Texte fourni
==============================
Ce qu’il y a de plus passionnant dans les entretiens Hitchcock/Truffaut, pour nos regards modernes, c’est probablement la franchise débridée des deux cinéastes. Une franchise d’autant plus étonnante pour nous, spectateurs d’aujourd’hui, qui sommes habitués au cirque publi-promotionnel des stars en service après-vente ou en making-of : « J’ai adoooré travailler avec Truc ! » « Quand vous avez une actrice aussi exceptionnelle que Machine… » « J’avais toujours rêvé d’adapter les œuvres de Bidule… », etc., etc.
Avec Hitchcock, rien de tout cela. Tout le contraire plutôt. « Selznick voulait faire ce film, et il me l’a confié parce que je rapportais trop d’argent à la concurrence* » « Machine était très belle, mais c’était une assez mauvais actrice » « Gregory Peck n’est pas vraiment crédible en avocat anglais, car ce sont souvent des gens très cultivés » « Travailler avec Raymond Chandler était une idée catastrophique », etc., etc.
Certes, Hitchcock est à la fin de sa carrière et il sous-estime sûrement le retentissement que va avoir le livre, mais c’est aussi une leçon de casting qu’il transmet.
Humanistes que nous sommes, nous nous refusons à enfermer les gens dans des cases. Pourtant, il est évident qu’un acteur ne peut pas tout jouer. Gregory Peck n’est pas crédible comme avocat dans Le Procès Paradine mais il sera un excellent commando dans Les Canons de Navarrone. Allida Valli est trop belle pour jouer une bonne. Tout comme le soulignait récemment un critique du Masque et la Plume (suscitant par là une belle polémique et des dizaines de lettres outragées), Golshifteh Farahani est aussi trop belle pour faire une institutrice crédible chez les bouseux de My Sweet Pepperland.
Tout comme HBO a choisi principalement des acteurs britanniques pour Game of Thrones car un acteur américain est tout simplement incapable de prononcer un anglais précieux, et c’est l’idée qu’on se fait d’un personnage moyenâgeux, a fortiori noble.
Par ailleurs, Hitchcock explique qu’un acteur doit être beau, tout simplement pour que le public l’aime et s’identifie à lui. C’est pour cela qu’on voit bien souvent dans les rôles principaux des vieux beaux avec des petites jeunes. Pas par pur sexisme, mais bien parce que le Tom Cruise (51 ans) de Edge of Tomorrow continue de faire fantasmer les femmes, tandis que les hommes préfèrent une Rita jeunette, façon Emily Blunt (31 ans).
==============================
Consignes
[A] Répondez aux questions suivantes à partir du texte sur les entretiens Hitchcock/Truffaut.
(i) Dans quel film Gregory Peck n'est-il pas crédible en avocat ?
(ii) Quelle chaîne a choisi principalement des acteurs britanniques pour Game of Thrones ?
(iii) Quel âge le texte attribue-t-il à Emily Blunt ?
[B] Recopiez sans modification le passage du texte sur les entretiens Hitchcock/Truffaut qui va de « Humanistes que nous » jusqu'à « a fortiori noble. ».

Données fournies
==============================
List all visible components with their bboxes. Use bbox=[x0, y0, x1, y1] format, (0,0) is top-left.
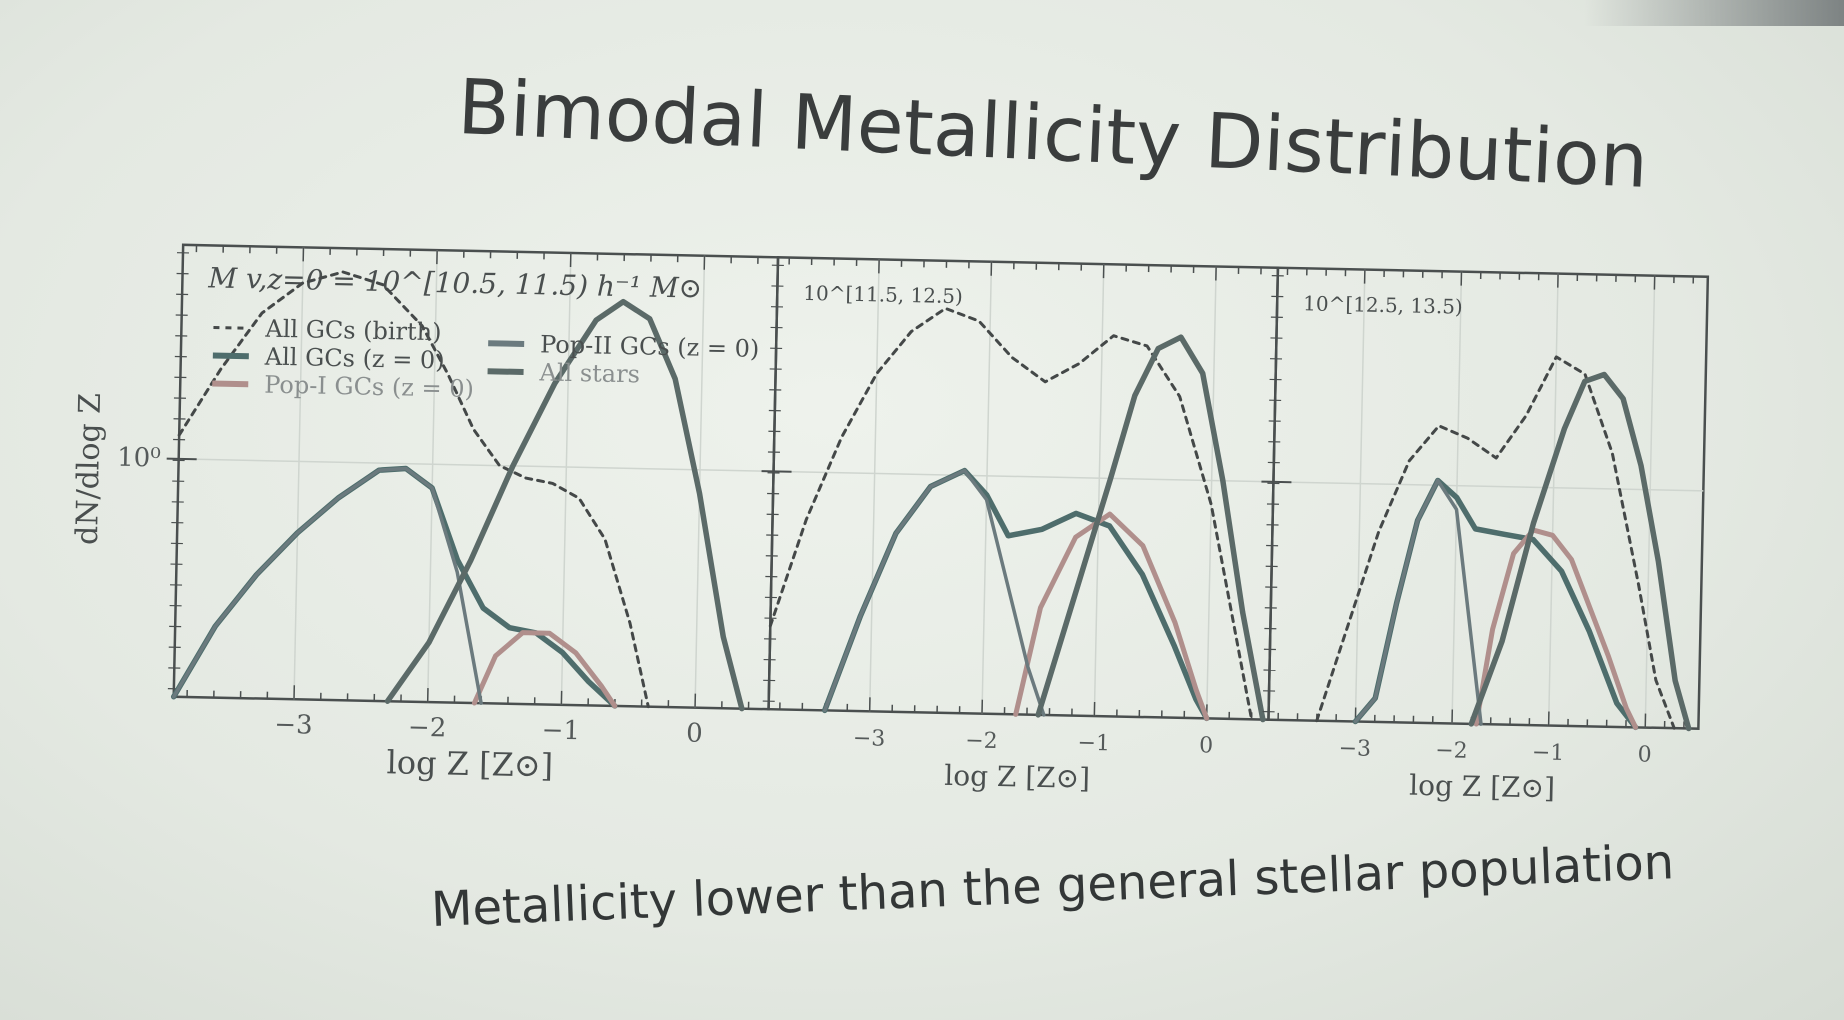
panel-2: −3 −2 −1 0 log Z [Z⊙] 10^[11.5, 12.5) bbox=[761, 256, 1280, 795]
series-line-all-stars bbox=[1468, 371, 1692, 732]
x-tick-label: −2 bbox=[408, 713, 447, 744]
grid-line bbox=[1205, 266, 1217, 719]
series-line-all-stars bbox=[384, 298, 745, 712]
x-tick-label: −3 bbox=[853, 726, 886, 752]
series-line-all-stars bbox=[1035, 334, 1266, 723]
x-tick-label: −1 bbox=[1077, 731, 1110, 757]
legend-swatch bbox=[488, 340, 525, 347]
x-tick-label: −1 bbox=[541, 715, 580, 746]
legend-swatch bbox=[212, 380, 249, 388]
legend-swatch bbox=[212, 352, 249, 360]
grid-line bbox=[1093, 264, 1105, 717]
panel-annotation: 10^[11.5, 12.5) bbox=[803, 281, 963, 308]
series-line-pop-i-gcs-z-0- bbox=[1473, 527, 1639, 730]
x-axis-label: log Z [Z⊙] bbox=[944, 759, 1090, 795]
panel-annotation: 10^[12.5, 13.5) bbox=[1303, 291, 1463, 318]
y-major-tick bbox=[166, 457, 197, 461]
x-tick-label: −3 bbox=[1338, 736, 1371, 762]
grid-line bbox=[1273, 481, 1704, 492]
series-line-pop-ii-gcs-z-0- bbox=[823, 468, 1046, 717]
panel-frame bbox=[172, 243, 780, 711]
grid-line bbox=[773, 470, 1274, 483]
projector-edge-shade bbox=[1584, 0, 1844, 26]
series-line-all-gcs-birth- bbox=[177, 270, 650, 709]
y-major-tick bbox=[761, 470, 792, 473]
series-line-pop-i-gcs-z-0- bbox=[471, 630, 618, 709]
x-tick-label: −2 bbox=[965, 728, 998, 754]
legend-label: All GCs (birth) bbox=[264, 315, 442, 347]
x-tick-label: 0 bbox=[686, 718, 703, 748]
x-tick-label: −3 bbox=[274, 710, 313, 741]
grid-line bbox=[1354, 269, 1366, 722]
x-axis-label: log Z [Z⊙] bbox=[386, 743, 553, 784]
grid-line bbox=[1547, 273, 1559, 726]
grid-line bbox=[560, 252, 572, 705]
grid-line bbox=[293, 247, 305, 700]
legend-swatch bbox=[213, 325, 250, 330]
series-line-all-gcs-z-0- bbox=[170, 465, 618, 709]
series-line-all-gcs-birth- bbox=[768, 306, 1254, 721]
legend-label: All stars bbox=[538, 358, 640, 388]
x-axis-label: log Z [Z⊙] bbox=[1409, 769, 1555, 805]
legend-swatch bbox=[487, 368, 524, 375]
panel-3: −3 −2 −1 0 log Z [Z⊙] 10^[12.5, 13.5) bbox=[1261, 266, 1710, 805]
series-line-pop-ii-gcs-z-0- bbox=[171, 466, 483, 705]
grid-line bbox=[868, 259, 880, 712]
series-line-pop-ii-gcs-z-0- bbox=[1353, 478, 1483, 726]
legend-label: Pop-II GCs (z = 0) bbox=[540, 330, 760, 363]
x-tick-label: 0 bbox=[1637, 742, 1652, 767]
panel-frame bbox=[1267, 266, 1710, 730]
legend-label: Pop-I GCs (z = 0) bbox=[264, 371, 474, 403]
y-axis-label: dN/dlog Z bbox=[70, 393, 108, 546]
series-line-pop-i-gcs-z-0- bbox=[1013, 511, 1210, 721]
grid-line bbox=[178, 458, 774, 473]
x-tick-label: −2 bbox=[1435, 738, 1468, 764]
grid-line bbox=[981, 261, 993, 714]
y-major-tick bbox=[1261, 480, 1292, 484]
series-line-all-gcs-z-0- bbox=[822, 467, 1210, 722]
grid-line bbox=[426, 250, 438, 703]
legend-label: All GCs (z = 0) bbox=[264, 343, 445, 375]
x-tick-label: −1 bbox=[1532, 740, 1565, 766]
x-tick-label: 0 bbox=[1199, 733, 1214, 758]
y-tick-label: 10⁰ bbox=[117, 443, 161, 474]
legend: All GCs (birth)All GCs (z = 0)Pop-I GCs … bbox=[212, 315, 760, 403]
series-line-all-gcs-birth- bbox=[1315, 355, 1676, 730]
==============================
Réponses
[A]
(i) Le Procès Paradine
(ii) HBO
(iii) 31 ans

[B]
Humanistes que nous sommes, nous nous refusons à enfermer les gens dans des cases. Pourtant, il est évident qu’un acteur ne peut pas tout jouer. Gregory Peck n’est pas crédible comme avocat dans Le Procès Paradine mais il sera un excellent commando dans Les Canons de Navarrone. Allida Valli est trop belle pour jouer une bonne. Tout comme le soulignait récemment un critique du Masque et la Plume (suscitant par là une belle polémique et des dizaines de lettres outragées), Golshifteh Farahani est aussi trop belle pour faire une institutrice crédible chez les bouseux de My Sweet Pepperland.
Tout comme HBO a choisi principalement des acteurs britanniques pour Game of Thrones car un acteur américain est tout simplement incapable de prononcer un anglais précieux, et c’est l’idée qu’on se fait d’un personnage moyenâgeux, a fortiori noble.